Collected data entries
Begin
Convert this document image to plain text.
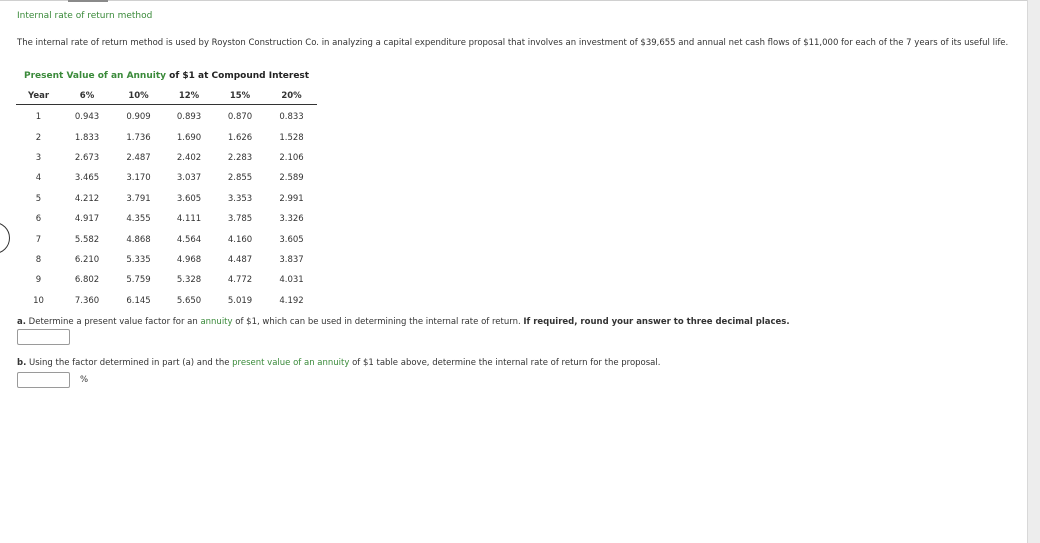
Internal rate of return method
The internal rate of return method is used by Royston Construction Co. in analyzing a capital expenditure proposal that involves an investment of $39,655 and annual net cash flows of $11,000 for each of the 7 years of its useful life.
Present Value of an Annuity of $1 at Compound Interest
Year	6%	10%	12%	15%	20%
1	0.943	0.909	0.893	0.870	0.833
2	1.833	1.736	1.690	1.626	1.528
3	2.673	2.487	2.402	2.283	2.106
4	3.465	3.170	3.037	2.855	2.589
5	4.212	3.791	3.605	3.353	2.991
6	4.917	4.355	4.111	3.785	3.326
7	5.582	4.868	4.564	4.160	3.605
8	6.210	5.335	4.968	4.487	3.837
9	6.802	5.759	5.328	4.772	4.031
10	7.360	6.145	5.650	5.019	4.192
a. Determine a present value factor for an annuity of $1, which can be used in determining the internal rate of return. If required, round your answer to three decimal places.
b. Using the factor determined in part (a) and the present value of an annuity of $1 table above, determine the internal rate of return for the proposal.
%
End
Every entry must be reproduced exactly, with the images left out.

*Solution to the exercise*.
Convert this document image to plain text.
Internal rate of return method
The internal rate of return method is used by Royston Construction Co. in analyzing a capital expenditure proposal that involves an investment of $39,655 and annual net cash flows of $11,000 for each of the 7 years of its useful life.
Present Value of an Annuity of $1 at Compound Interest
Year	6%	10%	12%	15%	20%
1	0.943	0.909	0.893	0.870	0.833
2	1.833	1.736	1.690	1.626	1.528
3	2.673	2.487	2.402	2.283	2.106
4	3.465	3.170	3.037	2.855	2.589
5	4.212	3.791	3.605	3.353	2.991
6	4.917	4.355	4.111	3.785	3.326
7	5.582	4.868	4.564	4.160	3.605
8	6.210	5.335	4.968	4.487	3.837
9	6.802	5.759	5.328	4.772	4.031
10	7.360	6.145	5.650	5.019	4.192
a. Determine a present value factor for an annuity of $1, which can be used in determining the internal rate of return. If required, round your answer to three decimal places.
b. Using the factor determined in part (a) and the present value of an annuity of $1 table above, determine the internal rate of return for the proposal.
%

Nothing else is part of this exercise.